Omit all images. Transcribe the rest of the material below exactly.
☆ ☆ ☆
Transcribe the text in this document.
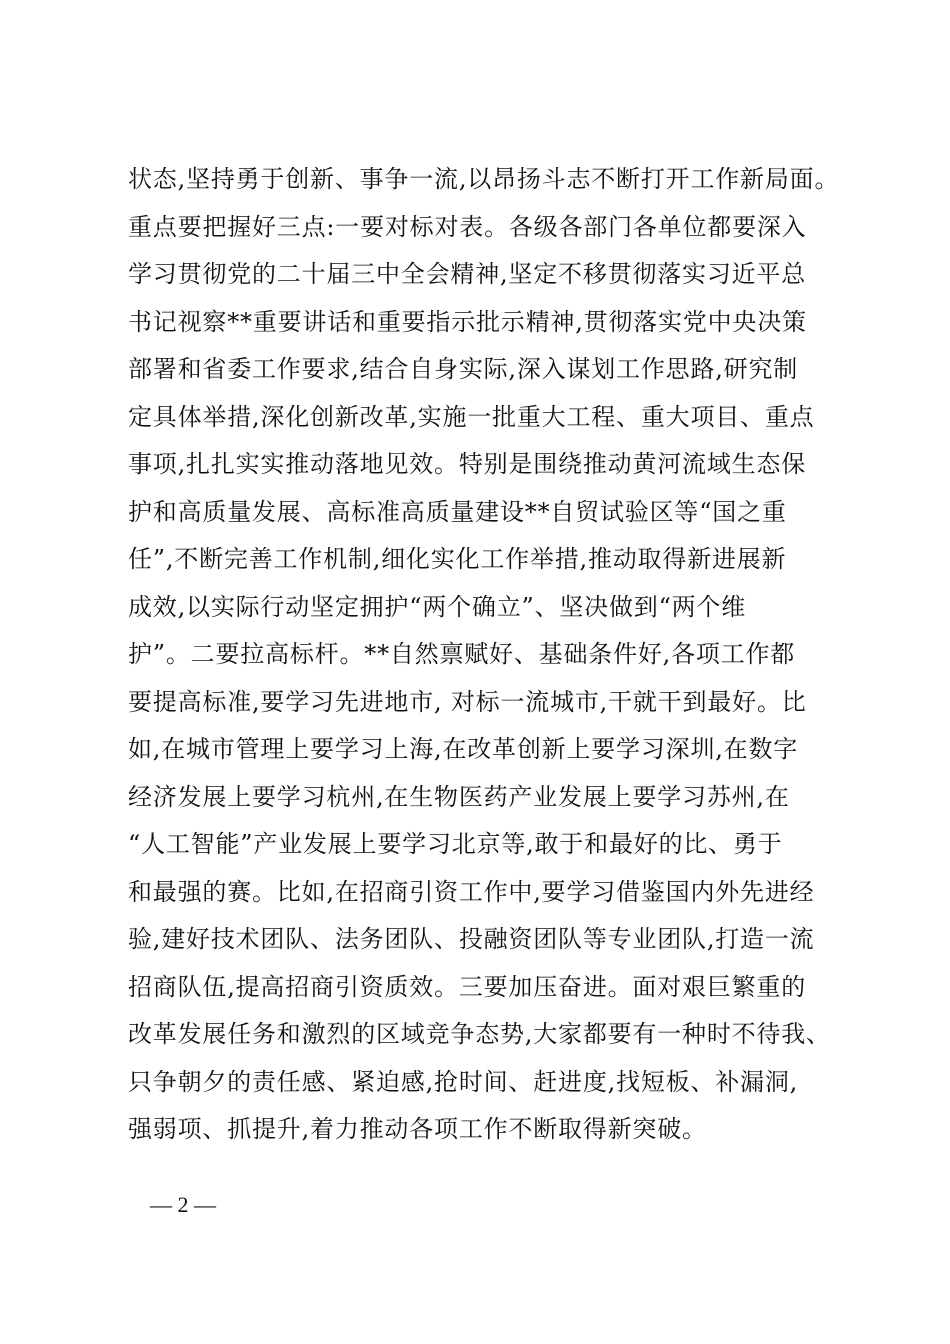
状态,坚持勇于创新、事争一流,以昂扬斗志不断打开工作新局面。
重点要把握好三点:一要对标对表。各级各部门各单位都要深入
学习贯彻党的二十届三中全会精神,坚定不移贯彻落实习近平总
书记视察**重要讲话和重要指示批示精神,贯彻落实党中央决策
部署和省委工作要求,结合自身实际,深入谋划工作思路,研究制
定具体举措,深化创新改革,实施一批重大工程、重大项目、重点
事项,扎扎实实推动落地见效。特别是围绕推动黄河流域生态保
护和高质量发展、高标准高质量建设**自贸试验区等“国之重
任”,不断完善工作机制,细化实化工作举措,推动取得新进展新
成效,以实际行动坚定拥护“两个确立”、坚决做到“两个维
护”。二要拉高标杆。**自然禀赋好、基础条件好,各项工作都
要提高标准,要学习先进地市, 对标一流城市,干就干到最好。比
如,在城市管理上要学习上海,在改革创新上要学习深圳,在数字
经济发展上要学习杭州,在生物医药产业发展上要学习苏州,在
“人工智能”产业发展上要学习北京等,敢于和最好的比、勇于
和最强的赛。比如,在招商引资工作中,要学习借鉴国内外先进经
验,建好技术团队、法务团队、投融资团队等专业团队,打造一流
招商队伍,提高招商引资质效。三要加压奋进。面对艰巨繁重的
改革发展任务和激烈的区域竞争态势,大家都要有一种时不待我、
只争朝夕的责任感、紧迫感,抢时间、赶进度,找短板、补漏洞,
强弱项、抓提升,着力推动各项工作不断取得新突破。
— 2 —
☆ ☆ ☆
**Correct output:**
Transcribe the text in this document.
状态,坚持勇于创新、事争一流,以昂扬斗志不断打开工作新局面。
重点要把握好三点:一要对标对表。各级各部门各单位都要深入
学习贯彻党的二十届三中全会精神,坚定不移贯彻落实习近平总
书记视察**重要讲话和重要指示批示精神,贯彻落实党中央决策
部署和省委工作要求,结合自身实际,深入谋划工作思路,研究制
定具体举措,深化创新改革,实施一批重大工程、重大项目、重点
事项,扎扎实实推动落地见效。特别是围绕推动黄河流域生态保
护和高质量发展、高标准高质量建设**自贸试验区等“国之重
任”,不断完善工作机制,细化实化工作举措,推动取得新进展新
成效,以实际行动坚定拥护“两个确立”、坚决做到“两个维
护”。二要拉高标杆。**自然禀赋好、基础条件好,各项工作都
要提高标准,要学习先进地市, 对标一流城市,干就干到最好。比
如,在城市管理上要学习上海,在改革创新上要学习深圳,在数字
经济发展上要学习杭州,在生物医药产业发展上要学习苏州,在
“人工智能”产业发展上要学习北京等,敢于和最好的比、勇于
和最强的赛。比如,在招商引资工作中,要学习借鉴国内外先进经
验,建好技术团队、法务团队、投融资团队等专业团队,打造一流
招商队伍,提高招商引资质效。三要加压奋进。面对艰巨繁重的
改革发展任务和激烈的区域竞争态势,大家都要有一种时不待我、
只争朝夕的责任感、紧迫感,抢时间、赶进度,找短板、补漏洞,
强弱项、抓提升,着力推动各项工作不断取得新突破。
— 2 —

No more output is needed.